-- START Data for this task --

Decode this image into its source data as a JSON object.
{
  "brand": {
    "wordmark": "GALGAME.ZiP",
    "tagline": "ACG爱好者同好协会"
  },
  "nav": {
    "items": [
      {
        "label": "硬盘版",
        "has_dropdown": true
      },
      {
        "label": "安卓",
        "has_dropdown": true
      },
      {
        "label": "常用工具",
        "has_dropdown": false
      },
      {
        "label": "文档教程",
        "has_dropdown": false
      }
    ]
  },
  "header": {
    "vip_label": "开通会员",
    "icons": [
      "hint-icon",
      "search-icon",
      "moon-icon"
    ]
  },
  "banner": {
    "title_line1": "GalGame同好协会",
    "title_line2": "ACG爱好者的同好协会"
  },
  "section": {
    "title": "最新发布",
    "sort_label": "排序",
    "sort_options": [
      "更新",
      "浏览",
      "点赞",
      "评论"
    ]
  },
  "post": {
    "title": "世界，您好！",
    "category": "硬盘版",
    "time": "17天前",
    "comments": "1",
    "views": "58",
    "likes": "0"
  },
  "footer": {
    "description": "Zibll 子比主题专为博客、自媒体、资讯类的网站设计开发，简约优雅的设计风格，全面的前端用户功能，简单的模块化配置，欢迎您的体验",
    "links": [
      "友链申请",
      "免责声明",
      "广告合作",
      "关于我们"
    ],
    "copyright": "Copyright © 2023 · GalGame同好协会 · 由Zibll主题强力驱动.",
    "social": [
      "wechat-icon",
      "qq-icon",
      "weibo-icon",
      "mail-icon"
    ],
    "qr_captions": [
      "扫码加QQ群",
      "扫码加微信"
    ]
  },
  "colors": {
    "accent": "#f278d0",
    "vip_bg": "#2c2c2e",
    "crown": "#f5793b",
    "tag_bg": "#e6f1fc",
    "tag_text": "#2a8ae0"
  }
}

-- END Data for this task --

Problem details »
Using the data above, return each line exactly as written.

Exercise response »
Decode this image into its source data as a JSON object.
{
  "brand": {
    "wordmark": "GALGAME.ZiP",
    "tagline": "ACG爱好者同好协会"
  },
  "nav": {
    "items": [
      {
        "label": "硬盘版",
        "has_dropdown": true
      },
      {
        "label": "安卓",
        "has_dropdown": true
      },
      {
        "label": "常用工具",
        "has_dropdown": false
      },
      {
        "label": "文档教程",
        "has_dropdown": false
      }
    ]
  },
  "header": {
    "vip_label": "开通会员",
    "icons": [
      "hint-icon",
      "search-icon",
      "moon-icon"
    ]
  },
  "banner": {
    "title_line1": "GalGame同好协会",
    "title_line2": "ACG爱好者的同好协会"
  },
  "section": {
    "title": "最新发布",
    "sort_label": "排序",
    "sort_options": [
      "更新",
      "浏览",
      "点赞",
      "评论"
    ]
  },
  "post": {
    "title": "世界，您好！",
    "category": "硬盘版",
    "time": "17天前",
    "comments": "1",
    "views": "58",
    "likes": "0"
  },
  "footer": {
    "description": "Zibll 子比主题专为博客、自媒体、资讯类的网站设计开发，简约优雅的设计风格，全面的前端用户功能，简单的模块化配置，欢迎您的体验",
    "links": [
      "友链申请",
      "免责声明",
      "广告合作",
      "关于我们"
    ],
    "copyright": "Copyright © 2023 · GalGame同好协会 · 由Zibll主题强力驱动.",
    "social": [
      "wechat-icon",
      "qq-icon",
      "weibo-icon",
      "mail-icon"
    ],
    "qr_captions": [
      "扫码加QQ群",
      "扫码加微信"
    ]
  },
  "colors": {
    "accent": "#f278d0",
    "vip_bg": "#2c2c2e",
    "crown": "#f5793b",
    "tag_bg": "#e6f1fc",
    "tag_text": "#2a8ae0"
  }
}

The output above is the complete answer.